| Input records |
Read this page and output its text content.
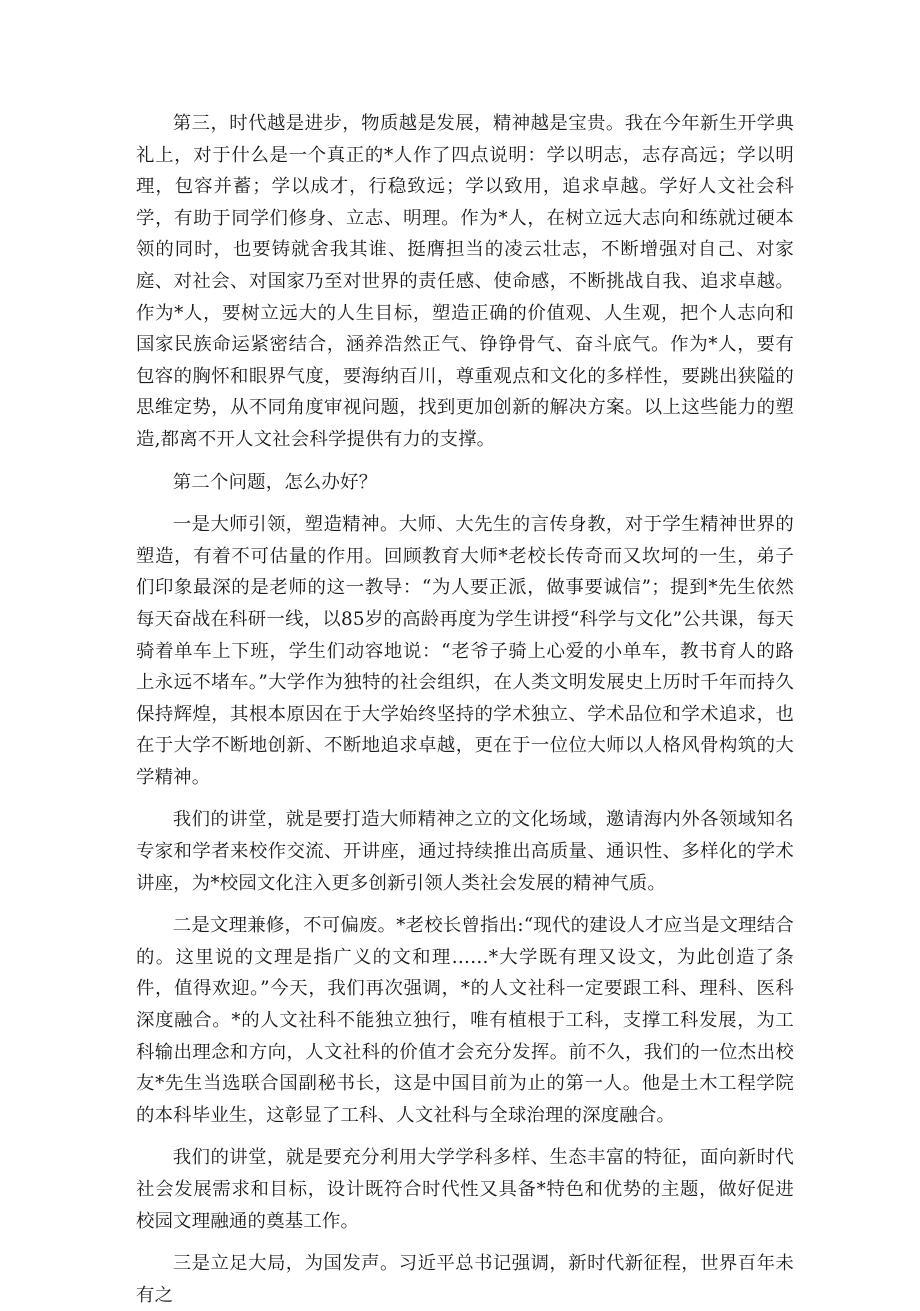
第三，时代越是进步，物质越是发展，精神越是宝贵。我在今年新生开学典礼上，对于什么是一个真正的*人作了四点说明：学以明志，志存高远；学以明理，包容并蓄；学以成才，行稳致远；学以致用，追求卓越。学好人文社会科学，有助于同学们修身、立志、明理。作为*人，在树立远大志向和练就过硬本领的同时，也要铸就舍我其谁、挺膺担当的凌云壮志，不断增强对自己、对家庭、对社会、对国家乃至对世界的责任感、使命感，不断挑战自我、追求卓越。作为*人，要树立远大的人生目标，塑造正确的价值观、人生观，把个人志向和国家民族命运紧密结合，涵养浩然正气、铮铮骨气、奋斗底气。作为*人，要有包容的胸怀和眼界气度，要海纳百川，尊重观点和文化的多样性，要跳出狭隘的思维定势，从不同角度审视问题，找到更加创新的解决方案。以上这些能力的塑造,都离不开人文社会科学提供有力的支撑。

第二个问题，怎么办好？

一是大师引领，塑造精神。大师、大先生的言传身教，对于学生精神世界的塑造，有着不可估量的作用。回顾教育大师*老校长传奇而又坎坷的一生，弟子们印象最深的是老师的这一教导：“为人要正派，做事要诚信”；提到*先生依然每天奋战在科研一线，以85岁的高龄再度为学生讲授“科学与文化”公共课，每天骑着单车上下班，学生们动容地说：“老爷子骑上心爱的小单车，教书育人的路上永远不堵车。”大学作为独特的社会组织，在人类文明发展史上历时千年而持久保持辉煌，其根本原因在于大学始终坚持的学术独立、学术品位和学术追求，也在于大学不断地创新、不断地追求卓越，更在于一位位大师以人格风骨构筑的大学精神。

我们的讲堂，就是要打造大师精神之立的文化场域，邀请海内外各领域知名专家和学者来校作交流、开讲座，通过持续推出高质量、通识性、多样化的学术讲座，为*校园文化注入更多创新引领人类社会发展的精神气质。

二是文理兼修，不可偏废。*老校长曾指出:“现代的建设人才应当是文理结合的。这里说的文理是指广义的文和理……*大学既有理又设文，为此创造了条件，值得欢迎。”今天，我们再次强调，*的人文社科一定要跟工科、理科、医科深度融合。*的人文社科不能独立独行，唯有植根于工科，支撑工科发展，为工科输出理念和方向，人文社科的价值才会充分发挥。前不久，我们的一位杰出校友*先生当选联合国副秘书长，这是中国目前为止的第一人。他是土木工程学院的本科毕业生，这彰显了工科、人文社科与全球治理的深度融合。

我们的讲堂，就是要充分利用大学学科多样、生态丰富的特征，面向新时代社会发展需求和目标，设计既符合时代性又具备*特色和优势的主题，做好促进校园文理融通的奠基工作。

三是立足大局，为国发声。习近平总书记强调，新时代新征程，世界百年未有之
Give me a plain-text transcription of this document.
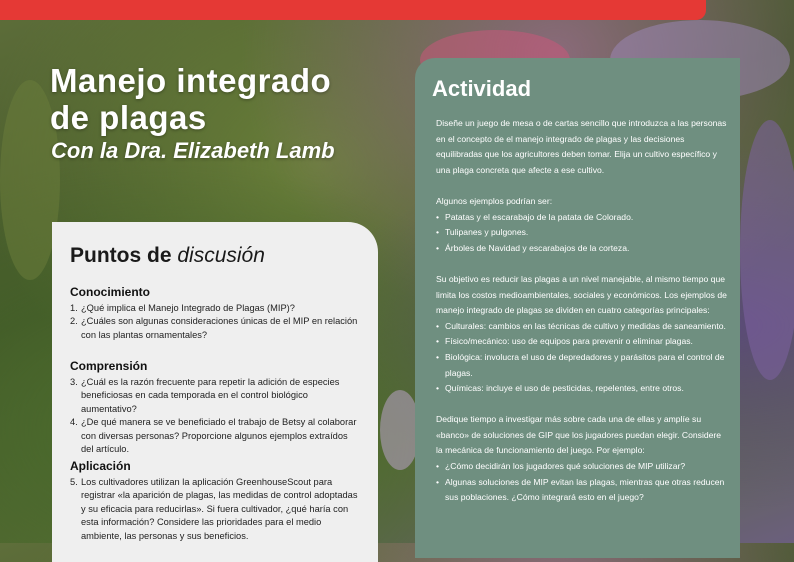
Manejo integrado
de plagas
Con la Dra. Elizabeth Lamb
Puntos de discusión
Conocimiento
1. ¿Qué implica el Manejo Integrado de Plagas (MIP)?
2. ¿Cuáles son algunas consideraciones únicas de el MIP en relación con las plantas ornamentales?
Comprensión
3. ¿Cuál es la razón frecuente para repetir la adición de especies beneficiosas en cada temporada en el control biológico aumentativo?
4. ¿De qué manera se ve beneficiado el trabajo de Betsy al colaborar con diversas personas? Proporcione algunos ejemplos extraídos del artículo.
Aplicación
5. Los cultivadores utilizan la aplicación GreenhouseScout para registrar «la aparición de plagas, las medidas de control adoptadas y su eficacia para reducirlas». Si fuera cultivador, ¿qué haría con esta información? Considere las prioridades para el medio ambiente, las personas y sus beneficios.
Actividad

Diseñe un juego de mesa o de cartas sencillo que introduzca a las personas en el concepto de el manejo integrado de plagas y las decisiones equilibradas que los agricultores deben tomar. Elija un cultivo específico y una plaga concreta que afecte a ese cultivo.

Algunos ejemplos podrían ser:

• Patatas y el escarabajo de la patata de Colorado.
• Tulipanes y pulgones.
• Árboles de Navidad y escarabajos de la corteza.

Su objetivo es reducir las plagas a un nivel manejable, al mismo tiempo que limita los costos medioambientales, sociales y económicos. Los ejemplos de manejo integrado de plagas se dividen en cuatro categorías principales:

• Culturales: cambios en las técnicas de cultivo y medidas de saneamiento.
• Físico/mecánico: uso de equipos para prevenir o eliminar plagas.
• Biológica: involucra el uso de depredadores y parásitos para el control de plagas.
• Químicas: incluye el uso de pesticidas, repelentes, entre otros.

Dedique tiempo a investigar más sobre cada una de ellas y amplíe su «banco» de soluciones de GIP que los jugadores puedan elegir. Considere la mecánica de funcionamiento del juego. Por ejemplo:

• ¿Cómo decidirán los jugadores qué soluciones de MIP utilizar?
• Algunas soluciones de MIP evitan las plagas, mientras que otras reducen sus poblaciones. ¿Cómo integrará esto en el juego?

| Task goal |
All of the entries above should be duplicated exactly, except for the pictures.

| Task output |
Read this page and output its text content.
第三，时代越是进步，物质越是发展，精神越是宝贵。我在今年新生开学典礼上，对于什么是一个真正的*人作了四点说明：学以明志，志存高远；学以明理，包容并蓄；学以成才，行稳致远；学以致用，追求卓越。学好人文社会科学，有助于同学们修身、立志、明理。作为*人，在树立远大志向和练就过硬本领的同时，也要铸就舍我其谁、挺膺担当的凌云壮志，不断增强对自己、对家庭、对社会、对国家乃至对世界的责任感、使命感，不断挑战自我、追求卓越。作为*人，要树立远大的人生目标，塑造正确的价值观、人生观，把个人志向和国家民族命运紧密结合，涵养浩然正气、铮铮骨气、奋斗底气。作为*人，要有包容的胸怀和眼界气度，要海纳百川，尊重观点和文化的多样性，要跳出狭隘的思维定势，从不同角度审视问题，找到更加创新的解决方案。以上这些能力的塑造,都离不开人文社会科学提供有力的支撑。

第二个问题，怎么办好？

一是大师引领，塑造精神。大师、大先生的言传身教，对于学生精神世界的塑造，有着不可估量的作用。回顾教育大师*老校长传奇而又坎坷的一生，弟子们印象最深的是老师的这一教导：“为人要正派，做事要诚信”；提到*先生依然每天奋战在科研一线，以85岁的高龄再度为学生讲授“科学与文化”公共课，每天骑着单车上下班，学生们动容地说：“老爷子骑上心爱的小单车，教书育人的路上永远不堵车。”大学作为独特的社会组织，在人类文明发展史上历时千年而持久保持辉煌，其根本原因在于大学始终坚持的学术独立、学术品位和学术追求，也在于大学不断地创新、不断地追求卓越，更在于一位位大师以人格风骨构筑的大学精神。

我们的讲堂，就是要打造大师精神之立的文化场域，邀请海内外各领域知名专家和学者来校作交流、开讲座，通过持续推出高质量、通识性、多样化的学术讲座，为*校园文化注入更多创新引领人类社会发展的精神气质。

二是文理兼修，不可偏废。*老校长曾指出:“现代的建设人才应当是文理结合的。这里说的文理是指广义的文和理……*大学既有理又设文，为此创造了条件，值得欢迎。”今天，我们再次强调，*的人文社科一定要跟工科、理科、医科深度融合。*的人文社科不能独立独行，唯有植根于工科，支撑工科发展，为工科输出理念和方向，人文社科的价值才会充分发挥。前不久，我们的一位杰出校友*先生当选联合国副秘书长，这是中国目前为止的第一人。他是土木工程学院的本科毕业生，这彰显了工科、人文社科与全球治理的深度融合。

我们的讲堂，就是要充分利用大学学科多样、生态丰富的特征，面向新时代社会发展需求和目标，设计既符合时代性又具备*特色和优势的主题，做好促进校园文理融通的奠基工作。

三是立足大局，为国发声。习近平总书记强调，新时代新征程，世界百年未有之
Give me a plain-text transcription of this document.
Manejo integrado
de plagas
Con la Dra. Elizabeth Lamb
Puntos de discusión
Conocimiento
1. ¿Qué implica el Manejo Integrado de Plagas (MIP)?
2. ¿Cuáles son algunas consideraciones únicas de el MIP en relación con las plantas ornamentales?
Comprensión
3. ¿Cuál es la razón frecuente para repetir la adición de especies beneficiosas en cada temporada en el control biológico aumentativo?
4. ¿De qué manera se ve beneficiado el trabajo de Betsy al colaborar con diversas personas? Proporcione algunos ejemplos extraídos del artículo.
Aplicación
5. Los cultivadores utilizan la aplicación GreenhouseScout para registrar «la aparición de plagas, las medidas de control adoptadas y su eficacia para reducirlas». Si fuera cultivador, ¿qué haría con esta información? Considere las prioridades para el medio ambiente, las personas y sus beneficios.
Actividad

Diseñe un juego de mesa o de cartas sencillo que introduzca a las personas en el concepto de el manejo integrado de plagas y las decisiones equilibradas que los agricultores deben tomar. Elija un cultivo específico y una plaga concreta que afecte a ese cultivo.

Algunos ejemplos podrían ser:

• Patatas y el escarabajo de la patata de Colorado.
• Tulipanes y pulgones.
• Árboles de Navidad y escarabajos de la corteza.

Su objetivo es reducir las plagas a un nivel manejable, al mismo tiempo que limita los costos medioambientales, sociales y económicos. Los ejemplos de manejo integrado de plagas se dividen en cuatro categorías principales:

• Culturales: cambios en las técnicas de cultivo y medidas de saneamiento.
• Físico/mecánico: uso de equipos para prevenir o eliminar plagas.
• Biológica: involucra el uso de depredadores y parásitos para el control de plagas.
• Químicas: incluye el uso de pesticidas, repelentes, entre otros.

Dedique tiempo a investigar más sobre cada una de ellas y amplíe su «banco» de soluciones de GIP que los jugadores puedan elegir. Considere la mecánica de funcionamiento del juego. Por ejemplo:

• ¿Cómo decidirán los jugadores qué soluciones de MIP utilizar?
• Algunas soluciones de MIP evitan las plagas, mientras que otras reducen sus poblaciones. ¿Cómo integrará esto en el juego?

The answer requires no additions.